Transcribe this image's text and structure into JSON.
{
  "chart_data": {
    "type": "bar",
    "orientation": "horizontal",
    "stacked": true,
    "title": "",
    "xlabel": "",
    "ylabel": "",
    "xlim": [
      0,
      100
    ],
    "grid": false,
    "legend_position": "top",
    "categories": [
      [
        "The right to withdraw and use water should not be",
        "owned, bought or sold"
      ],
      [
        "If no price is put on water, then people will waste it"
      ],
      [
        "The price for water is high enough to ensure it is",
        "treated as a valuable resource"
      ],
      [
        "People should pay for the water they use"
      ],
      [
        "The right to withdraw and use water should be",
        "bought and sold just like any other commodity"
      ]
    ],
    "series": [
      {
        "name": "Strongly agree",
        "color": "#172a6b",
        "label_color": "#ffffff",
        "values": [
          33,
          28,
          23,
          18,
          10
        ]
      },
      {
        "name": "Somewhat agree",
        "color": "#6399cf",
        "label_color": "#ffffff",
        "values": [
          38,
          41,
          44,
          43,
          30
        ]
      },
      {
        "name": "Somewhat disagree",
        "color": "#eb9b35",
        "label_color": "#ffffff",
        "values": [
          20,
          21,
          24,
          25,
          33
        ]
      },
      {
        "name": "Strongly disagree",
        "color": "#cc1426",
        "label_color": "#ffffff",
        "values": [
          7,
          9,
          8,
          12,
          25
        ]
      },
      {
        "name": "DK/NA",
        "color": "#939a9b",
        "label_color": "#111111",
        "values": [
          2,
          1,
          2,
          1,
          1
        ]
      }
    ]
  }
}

=======

Copy out all the entries shown above, character for character.

Transcribe this image's text and structure into JSON.
{
  "chart_data": {
    "type": "bar",
    "orientation": "horizontal",
    "stacked": true,
    "title": "",
    "xlabel": "",
    "ylabel": "",
    "xlim": [
      0,
      100
    ],
    "grid": false,
    "legend_position": "top",
    "categories": [
      [
        "The right to withdraw and use water should not be",
        "owned, bought or sold"
      ],
      [
        "If no price is put on water, then people will waste it"
      ],
      [
        "The price for water is high enough to ensure it is",
        "treated as a valuable resource"
      ],
      [
        "People should pay for the water they use"
      ],
      [
        "The right to withdraw and use water should be",
        "bought and sold just like any other commodity"
      ]
    ],
    "series": [
      {
        "name": "Strongly agree",
        "color": "#172a6b",
        "label_color": "#ffffff",
        "values": [
          33,
          28,
          23,
          18,
          10
        ]
      },
      {
        "name": "Somewhat agree",
        "color": "#6399cf",
        "label_color": "#ffffff",
        "values": [
          38,
          41,
          44,
          43,
          30
        ]
      },
      {
        "name": "Somewhat disagree",
        "color": "#eb9b35",
        "label_color": "#ffffff",
        "values": [
          20,
          21,
          24,
          25,
          33
        ]
      },
      {
        "name": "Strongly disagree",
        "color": "#cc1426",
        "label_color": "#ffffff",
        "values": [
          7,
          9,
          8,
          12,
          25
        ]
      },
      {
        "name": "DK/NA",
        "color": "#939a9b",
        "label_color": "#111111",
        "values": [
          2,
          1,
          2,
          1,
          1
        ]
      }
    ]
  }
}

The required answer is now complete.